### TASK BRIEF
Review the lines that follow and copy each one that contains the word "Green".

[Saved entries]
## START
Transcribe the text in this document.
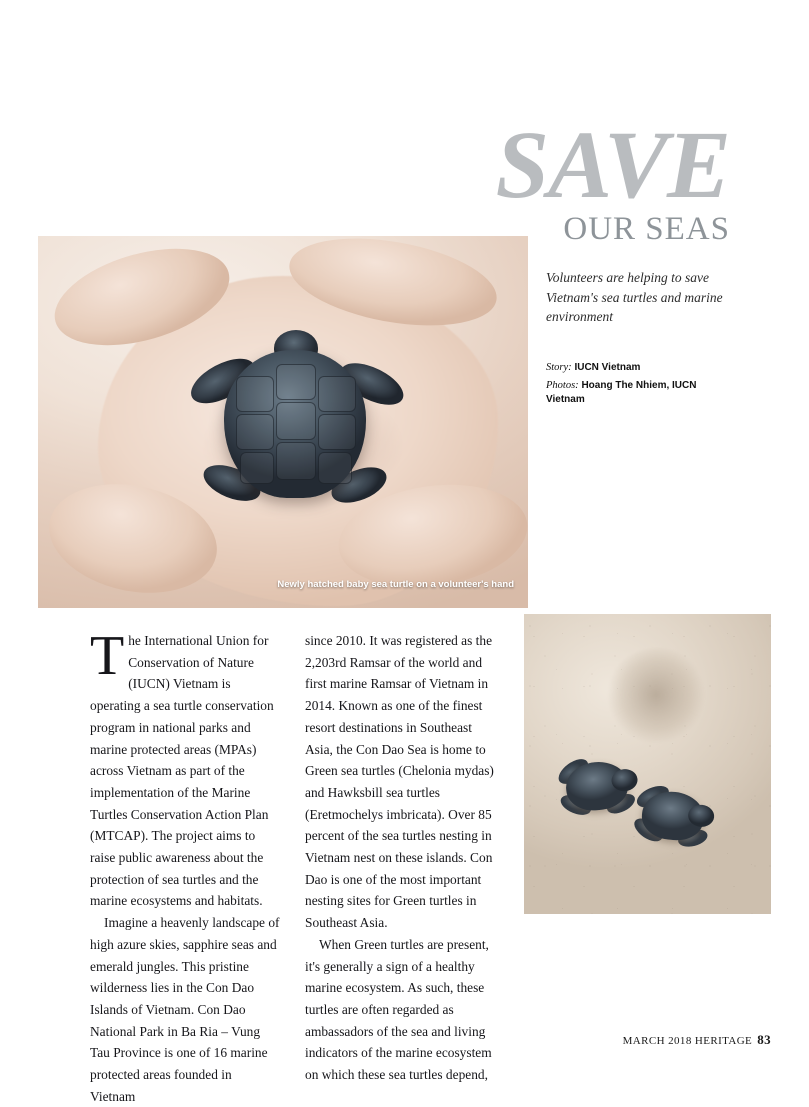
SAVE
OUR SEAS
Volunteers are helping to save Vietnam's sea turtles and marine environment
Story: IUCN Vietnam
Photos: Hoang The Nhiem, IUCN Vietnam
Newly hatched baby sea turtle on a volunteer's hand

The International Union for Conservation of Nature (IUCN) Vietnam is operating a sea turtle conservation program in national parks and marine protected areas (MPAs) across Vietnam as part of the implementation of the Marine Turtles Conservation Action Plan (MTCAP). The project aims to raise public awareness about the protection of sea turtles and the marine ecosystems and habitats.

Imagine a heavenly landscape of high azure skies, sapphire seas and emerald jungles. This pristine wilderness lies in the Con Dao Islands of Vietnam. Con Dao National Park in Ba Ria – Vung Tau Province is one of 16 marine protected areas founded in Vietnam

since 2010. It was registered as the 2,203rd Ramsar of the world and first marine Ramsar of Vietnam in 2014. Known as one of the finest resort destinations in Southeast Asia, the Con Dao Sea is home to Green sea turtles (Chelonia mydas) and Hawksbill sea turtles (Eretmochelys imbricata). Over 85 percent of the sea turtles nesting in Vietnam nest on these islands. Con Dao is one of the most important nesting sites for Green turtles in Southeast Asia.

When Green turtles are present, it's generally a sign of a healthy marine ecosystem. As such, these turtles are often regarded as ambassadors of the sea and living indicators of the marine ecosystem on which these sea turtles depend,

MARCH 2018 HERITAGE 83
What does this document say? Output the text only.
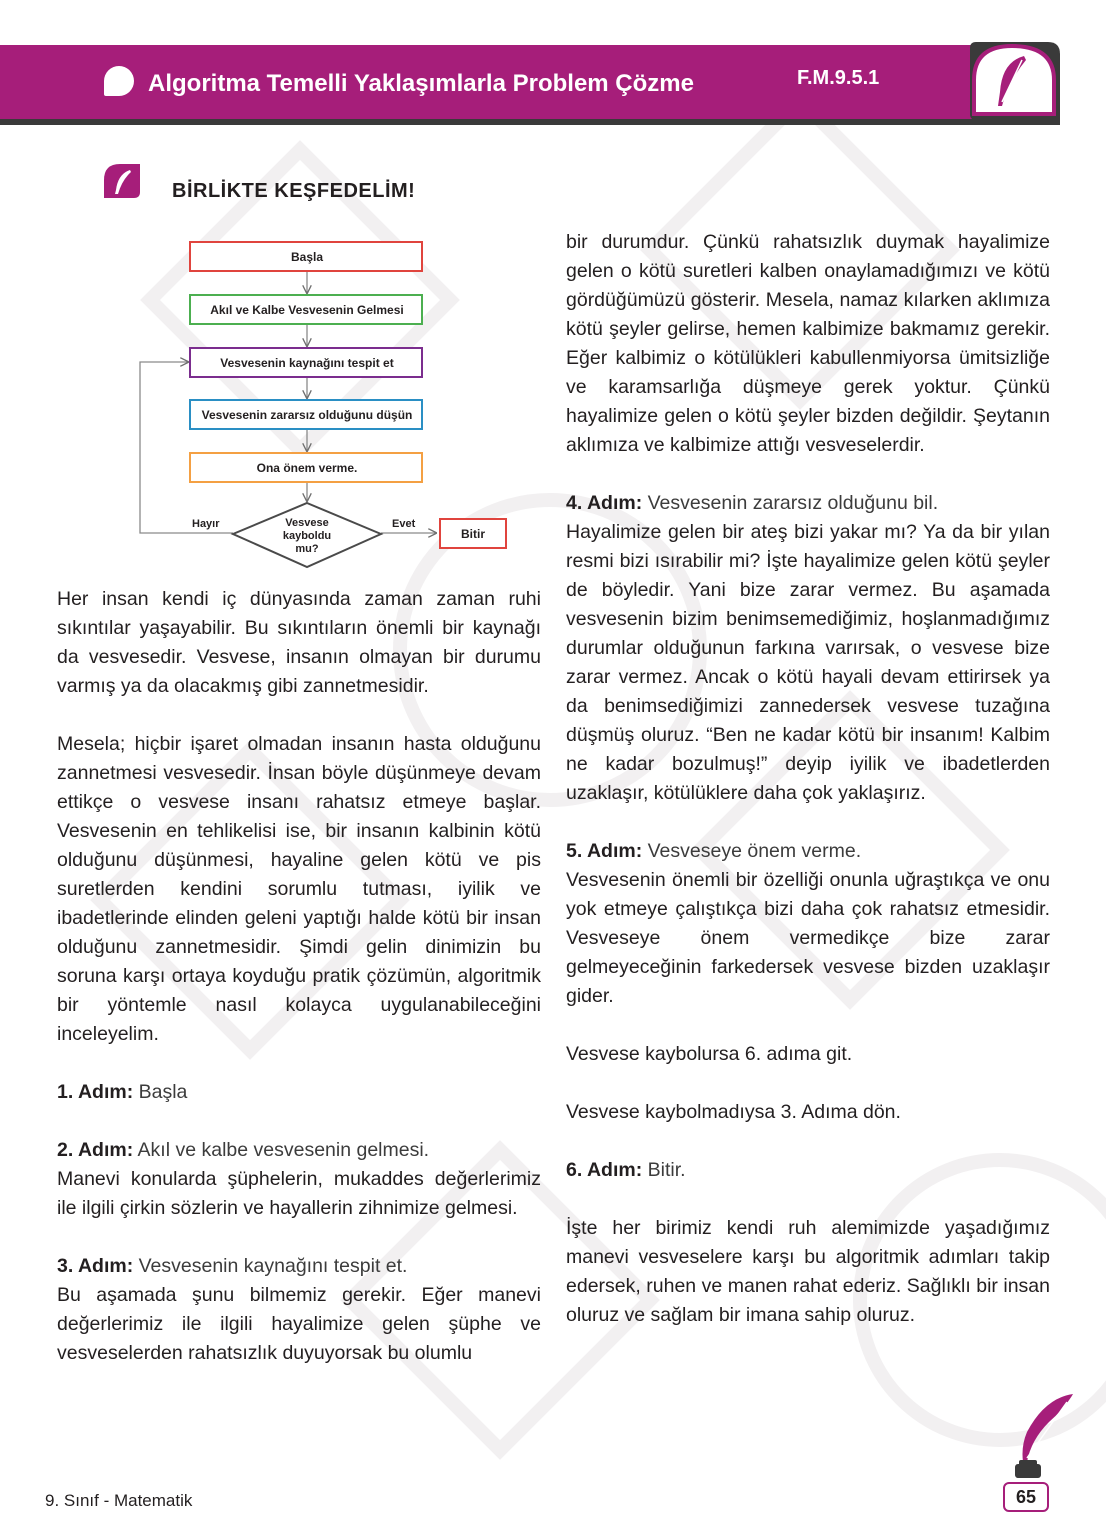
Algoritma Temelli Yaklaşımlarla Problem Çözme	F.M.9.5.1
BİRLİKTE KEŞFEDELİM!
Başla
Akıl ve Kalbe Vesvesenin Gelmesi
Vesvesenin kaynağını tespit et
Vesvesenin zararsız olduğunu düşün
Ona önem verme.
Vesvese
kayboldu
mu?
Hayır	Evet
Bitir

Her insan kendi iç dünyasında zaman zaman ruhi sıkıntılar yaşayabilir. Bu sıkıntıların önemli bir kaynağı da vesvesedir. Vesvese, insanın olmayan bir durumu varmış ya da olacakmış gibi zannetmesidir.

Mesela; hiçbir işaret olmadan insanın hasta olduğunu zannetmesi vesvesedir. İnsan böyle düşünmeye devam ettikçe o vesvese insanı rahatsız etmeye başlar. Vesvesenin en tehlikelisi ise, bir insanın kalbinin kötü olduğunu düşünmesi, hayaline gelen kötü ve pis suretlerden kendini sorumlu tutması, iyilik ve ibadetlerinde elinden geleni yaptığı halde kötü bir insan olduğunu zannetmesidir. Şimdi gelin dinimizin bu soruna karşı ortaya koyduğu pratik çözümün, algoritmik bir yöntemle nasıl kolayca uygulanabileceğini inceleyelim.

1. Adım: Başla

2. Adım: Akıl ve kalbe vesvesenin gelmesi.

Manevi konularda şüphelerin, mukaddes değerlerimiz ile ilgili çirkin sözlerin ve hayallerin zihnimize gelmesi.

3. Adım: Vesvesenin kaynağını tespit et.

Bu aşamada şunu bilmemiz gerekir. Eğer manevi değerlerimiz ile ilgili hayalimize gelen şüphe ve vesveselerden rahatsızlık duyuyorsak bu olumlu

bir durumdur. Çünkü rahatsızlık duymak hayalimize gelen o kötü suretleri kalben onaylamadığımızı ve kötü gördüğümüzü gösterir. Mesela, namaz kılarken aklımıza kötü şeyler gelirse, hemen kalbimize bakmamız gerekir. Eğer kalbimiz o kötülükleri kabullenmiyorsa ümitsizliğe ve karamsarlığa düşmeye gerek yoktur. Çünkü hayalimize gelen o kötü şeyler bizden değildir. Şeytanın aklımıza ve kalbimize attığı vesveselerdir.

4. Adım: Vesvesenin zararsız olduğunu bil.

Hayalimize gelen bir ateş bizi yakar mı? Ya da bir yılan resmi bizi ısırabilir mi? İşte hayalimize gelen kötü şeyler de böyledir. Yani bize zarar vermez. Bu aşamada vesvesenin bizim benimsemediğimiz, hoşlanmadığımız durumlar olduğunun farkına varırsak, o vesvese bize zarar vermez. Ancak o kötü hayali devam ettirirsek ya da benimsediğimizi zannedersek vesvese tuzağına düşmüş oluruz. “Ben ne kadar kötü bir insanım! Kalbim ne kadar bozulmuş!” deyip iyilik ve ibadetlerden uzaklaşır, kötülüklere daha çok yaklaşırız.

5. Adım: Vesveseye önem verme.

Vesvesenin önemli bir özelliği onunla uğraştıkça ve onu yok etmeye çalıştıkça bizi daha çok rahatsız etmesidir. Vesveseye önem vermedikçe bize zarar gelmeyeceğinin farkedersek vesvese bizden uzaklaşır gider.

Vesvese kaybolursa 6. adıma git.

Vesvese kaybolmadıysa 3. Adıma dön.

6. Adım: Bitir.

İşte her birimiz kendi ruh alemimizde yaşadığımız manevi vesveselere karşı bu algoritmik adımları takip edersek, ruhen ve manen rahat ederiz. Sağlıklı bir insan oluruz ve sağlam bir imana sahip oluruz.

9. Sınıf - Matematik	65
## END
### RESULT
since 2010. It was registered as the 2,203rd Ramsar of the world and first marine Ramsar of Vietnam in 2014. Known as one of the finest resort destinations in Southeast Asia, the Con Dao Sea is home to Green sea turtles (Chelonia mydas) and Hawksbill sea turtles (Eretmochelys imbricata). Over 85 percent of the sea turtles nesting in Vietnam nest on these islands. Con Dao is one of the most important nesting sites for Green turtles in Southeast Asia.
When Green turtles are present, it's generally a sign of a healthy marine ecosystem. As such, these turtles are often regarded as ambassadors of the sea and living indicators of the marine ecosystem on which these sea turtles depend,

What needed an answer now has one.